● Task requirements:
Using the records that follow, copy every line containing the word "letra".

● Dataset entries:
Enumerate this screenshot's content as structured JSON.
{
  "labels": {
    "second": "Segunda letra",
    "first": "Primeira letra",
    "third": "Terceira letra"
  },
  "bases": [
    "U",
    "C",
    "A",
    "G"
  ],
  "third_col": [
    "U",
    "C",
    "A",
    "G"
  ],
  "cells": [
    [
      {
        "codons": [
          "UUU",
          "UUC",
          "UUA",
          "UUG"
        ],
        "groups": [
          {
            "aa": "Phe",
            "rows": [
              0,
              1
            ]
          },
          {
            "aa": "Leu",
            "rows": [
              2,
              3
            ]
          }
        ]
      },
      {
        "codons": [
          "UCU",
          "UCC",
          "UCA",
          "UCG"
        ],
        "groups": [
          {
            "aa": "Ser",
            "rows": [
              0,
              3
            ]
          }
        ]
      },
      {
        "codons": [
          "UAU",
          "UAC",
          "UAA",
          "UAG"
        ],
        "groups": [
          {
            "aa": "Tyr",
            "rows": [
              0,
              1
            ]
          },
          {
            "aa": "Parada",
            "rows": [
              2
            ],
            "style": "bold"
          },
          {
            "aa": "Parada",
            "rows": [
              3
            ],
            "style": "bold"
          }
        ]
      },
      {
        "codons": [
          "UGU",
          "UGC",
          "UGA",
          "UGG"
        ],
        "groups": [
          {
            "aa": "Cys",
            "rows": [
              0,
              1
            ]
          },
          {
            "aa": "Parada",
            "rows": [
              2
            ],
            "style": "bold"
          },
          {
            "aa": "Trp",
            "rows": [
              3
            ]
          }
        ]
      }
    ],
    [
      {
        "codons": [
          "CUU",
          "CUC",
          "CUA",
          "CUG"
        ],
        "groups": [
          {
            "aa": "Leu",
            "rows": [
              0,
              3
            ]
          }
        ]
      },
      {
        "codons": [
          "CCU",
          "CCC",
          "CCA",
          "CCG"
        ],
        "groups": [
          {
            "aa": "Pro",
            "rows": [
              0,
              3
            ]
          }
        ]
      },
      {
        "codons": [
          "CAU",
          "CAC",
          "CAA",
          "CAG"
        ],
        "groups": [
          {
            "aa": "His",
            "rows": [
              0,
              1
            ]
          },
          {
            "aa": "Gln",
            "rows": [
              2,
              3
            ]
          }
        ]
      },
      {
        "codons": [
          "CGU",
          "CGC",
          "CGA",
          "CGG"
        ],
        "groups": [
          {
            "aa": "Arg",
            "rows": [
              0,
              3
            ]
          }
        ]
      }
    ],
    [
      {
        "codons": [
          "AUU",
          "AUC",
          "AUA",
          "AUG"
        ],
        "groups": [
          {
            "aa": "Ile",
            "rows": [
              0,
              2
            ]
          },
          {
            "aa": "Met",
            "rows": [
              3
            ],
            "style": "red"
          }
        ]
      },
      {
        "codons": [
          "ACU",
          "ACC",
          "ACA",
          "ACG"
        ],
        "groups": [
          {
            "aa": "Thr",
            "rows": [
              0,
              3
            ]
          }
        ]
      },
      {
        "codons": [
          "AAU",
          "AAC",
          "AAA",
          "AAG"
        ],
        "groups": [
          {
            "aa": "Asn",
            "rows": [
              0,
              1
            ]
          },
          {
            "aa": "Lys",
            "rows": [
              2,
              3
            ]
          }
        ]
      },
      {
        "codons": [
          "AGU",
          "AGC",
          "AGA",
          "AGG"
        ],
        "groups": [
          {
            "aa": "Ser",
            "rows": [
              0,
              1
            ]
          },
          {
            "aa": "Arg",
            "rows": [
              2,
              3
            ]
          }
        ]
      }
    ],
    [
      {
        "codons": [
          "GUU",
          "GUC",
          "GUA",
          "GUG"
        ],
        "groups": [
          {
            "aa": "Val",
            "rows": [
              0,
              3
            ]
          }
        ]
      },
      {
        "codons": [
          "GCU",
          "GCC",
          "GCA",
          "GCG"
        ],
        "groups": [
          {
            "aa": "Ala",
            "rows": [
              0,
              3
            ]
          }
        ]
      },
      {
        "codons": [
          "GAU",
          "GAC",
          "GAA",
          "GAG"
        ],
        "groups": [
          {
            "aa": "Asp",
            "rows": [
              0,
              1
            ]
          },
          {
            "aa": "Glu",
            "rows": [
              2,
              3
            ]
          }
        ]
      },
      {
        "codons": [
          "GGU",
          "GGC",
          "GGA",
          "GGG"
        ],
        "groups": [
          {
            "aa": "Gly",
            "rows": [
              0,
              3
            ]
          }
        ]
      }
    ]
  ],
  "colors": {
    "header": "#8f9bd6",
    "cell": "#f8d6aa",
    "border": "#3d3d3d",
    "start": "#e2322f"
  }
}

● Output for this task:
    "second": "Segunda letra",
    "first": "Primeira letra",
    "third": "Terceira letra"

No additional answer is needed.